::: Data extract :::

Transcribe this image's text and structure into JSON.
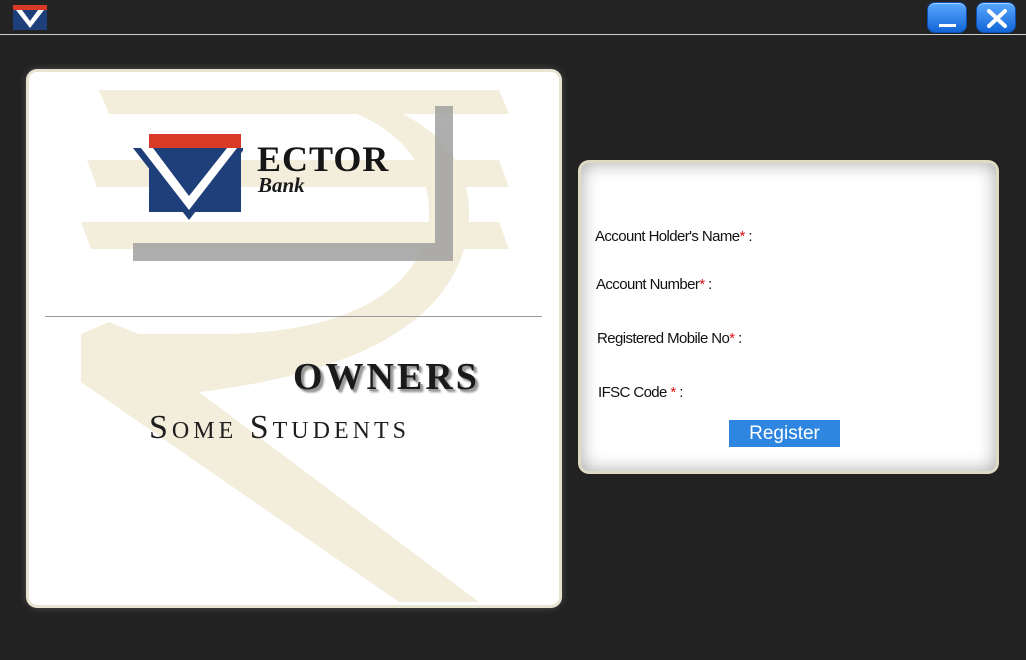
{
  "window": {
    "minimize_label": "_",
    "close_label": "✕"
  },
  "logo": {
    "word": "ECTOR",
    "sub": "Bank"
  },
  "owners_label": "OWNERS",
  "students_label": "Some Students",
  "form": {
    "fields": [
      {
        "label": "Account Holder's Name",
        "required": "*",
        "suffix": " :"
      },
      {
        "label": "Account Number",
        "required": "*",
        "suffix": " :"
      },
      {
        "label": "Registered Mobile No",
        "required": "*",
        "suffix": " :"
      },
      {
        "label": "IFSC Code ",
        "required": "*",
        "suffix": " :"
      }
    ],
    "register_label": "Register"
  },
  "colors": {
    "accent": "#2f86e0",
    "required": "#e01010",
    "logo_blue": "#1f3f7a",
    "logo_red": "#d93a26"
  },
  "icons": [
    "app-logo-icon",
    "minimize-icon",
    "close-icon",
    "rupee-watermark-icon"
  ]
}
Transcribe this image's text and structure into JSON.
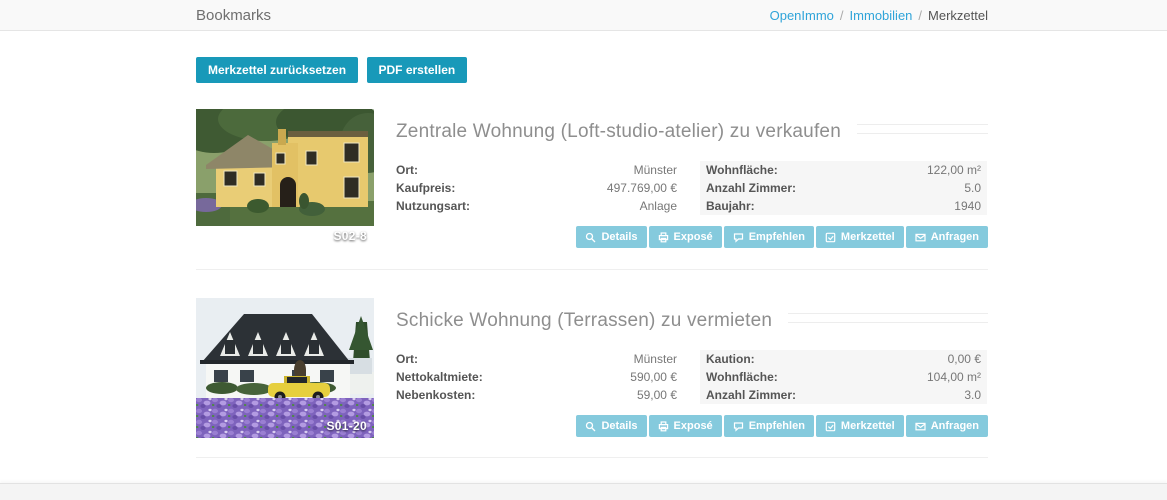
{
  "header": {
    "title": "Bookmarks",
    "separator": "/",
    "breadcrumb": [
      {
        "label": "OpenImmo"
      },
      {
        "label": "Immobilien"
      },
      {
        "label": "Merkzettel"
      }
    ]
  },
  "toolbar": {
    "reset_label": "Merkzettel zurücksetzen",
    "pdf_label": "PDF erstellen"
  },
  "listings": [
    {
      "title": "Zentrale Wohnung (Loft-studio-atelier) zu verkaufen",
      "photo_label": "S02-8",
      "details_left": [
        {
          "label": "Ort:",
          "value": "Münster"
        },
        {
          "label": "Kaufpreis:",
          "value": "497.769,00 €"
        },
        {
          "label": "Nutzungsart:",
          "value": "Anlage"
        }
      ],
      "details_right": [
        {
          "label": "Wohnfläche:",
          "value": "122,00 m²"
        },
        {
          "label": "Anzahl Zimmer:",
          "value": "5.0"
        },
        {
          "label": "Baujahr:",
          "value": "1940"
        }
      ]
    },
    {
      "title": "Schicke Wohnung (Terrassen) zu vermieten",
      "photo_label": "S01-20",
      "details_left": [
        {
          "label": "Ort:",
          "value": "Münster"
        },
        {
          "label": "Nettokaltmiete:",
          "value": "590,00 €"
        },
        {
          "label": "Nebenkosten:",
          "value": "59,00 €"
        }
      ],
      "details_right": [
        {
          "label": "Kaution:",
          "value": "0,00 €"
        },
        {
          "label": "Wohnfläche:",
          "value": "104,00 m²"
        },
        {
          "label": "Anzahl Zimmer:",
          "value": "3.0"
        }
      ]
    }
  ],
  "actions": [
    {
      "label": "Details",
      "icon": "magnifier-icon"
    },
    {
      "label": "Exposé",
      "icon": "printer-icon"
    },
    {
      "label": "Empfehlen",
      "icon": "speech-bubble-icon"
    },
    {
      "label": "Merkzettel",
      "icon": "check-square-icon"
    },
    {
      "label": "Anfragen",
      "icon": "envelope-icon"
    }
  ],
  "colors": {
    "primary_button": "#1899b9",
    "action_button": "#85cadd",
    "link_blue": "#2fa4d9",
    "title_gray": "#8e8e8e",
    "footer_gray": "#f4f4f4"
  }
}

:::

■ Written request ■
Go through the listing above and quote it exactly, apart from its images.

■ Answer to this task ■
Transcribe this image's text and structure into JSON.
{
  "window": {
    "minimize_label": "_",
    "close_label": "✕"
  },
  "logo": {
    "word": "ECTOR",
    "sub": "Bank"
  },
  "owners_label": "OWNERS",
  "students_label": "Some Students",
  "form": {
    "fields": [
      {
        "label": "Account Holder's Name",
        "required": "*",
        "suffix": " :"
      },
      {
        "label": "Account Number",
        "required": "*",
        "suffix": " :"
      },
      {
        "label": "Registered Mobile No",
        "required": "*",
        "suffix": " :"
      },
      {
        "label": "IFSC Code ",
        "required": "*",
        "suffix": " :"
      }
    ],
    "register_label": "Register"
  },
  "colors": {
    "accent": "#2f86e0",
    "required": "#e01010",
    "logo_blue": "#1f3f7a",
    "logo_red": "#d93a26"
  },
  "icons": [
    "app-logo-icon",
    "minimize-icon",
    "close-icon",
    "rupee-watermark-icon"
  ]
}
Transcribe this image's text and structure into JSON.
{
  "header": {
    "title": "Bookmarks",
    "separator": "/",
    "breadcrumb": [
      {
        "label": "OpenImmo"
      },
      {
        "label": "Immobilien"
      },
      {
        "label": "Merkzettel"
      }
    ]
  },
  "toolbar": {
    "reset_label": "Merkzettel zurücksetzen",
    "pdf_label": "PDF erstellen"
  },
  "listings": [
    {
      "title": "Zentrale Wohnung (Loft-studio-atelier) zu verkaufen",
      "photo_label": "S02-8",
      "details_left": [
        {
          "label": "Ort:",
          "value": "Münster"
        },
        {
          "label": "Kaufpreis:",
          "value": "497.769,00 €"
        },
        {
          "label": "Nutzungsart:",
          "value": "Anlage"
        }
      ],
      "details_right": [
        {
          "label": "Wohnfläche:",
          "value": "122,00 m²"
        },
        {
          "label": "Anzahl Zimmer:",
          "value": "5.0"
        },
        {
          "label": "Baujahr:",
          "value": "1940"
        }
      ]
    },
    {
      "title": "Schicke Wohnung (Terrassen) zu vermieten",
      "photo_label": "S01-20",
      "details_left": [
        {
          "label": "Ort:",
          "value": "Münster"
        },
        {
          "label": "Nettokaltmiete:",
          "value": "590,00 €"
        },
        {
          "label": "Nebenkosten:",
          "value": "59,00 €"
        }
      ],
      "details_right": [
        {
          "label": "Kaution:",
          "value": "0,00 €"
        },
        {
          "label": "Wohnfläche:",
          "value": "104,00 m²"
        },
        {
          "label": "Anzahl Zimmer:",
          "value": "3.0"
        }
      ]
    }
  ],
  "actions": [
    {
      "label": "Details",
      "icon": "magnifier-icon"
    },
    {
      "label": "Exposé",
      "icon": "printer-icon"
    },
    {
      "label": "Empfehlen",
      "icon": "speech-bubble-icon"
    },
    {
      "label": "Merkzettel",
      "icon": "check-square-icon"
    },
    {
      "label": "Anfragen",
      "icon": "envelope-icon"
    }
  ],
  "colors": {
    "primary_button": "#1899b9",
    "action_button": "#85cadd",
    "link_blue": "#2fa4d9",
    "title_gray": "#8e8e8e",
    "footer_gray": "#f4f4f4"
  }
}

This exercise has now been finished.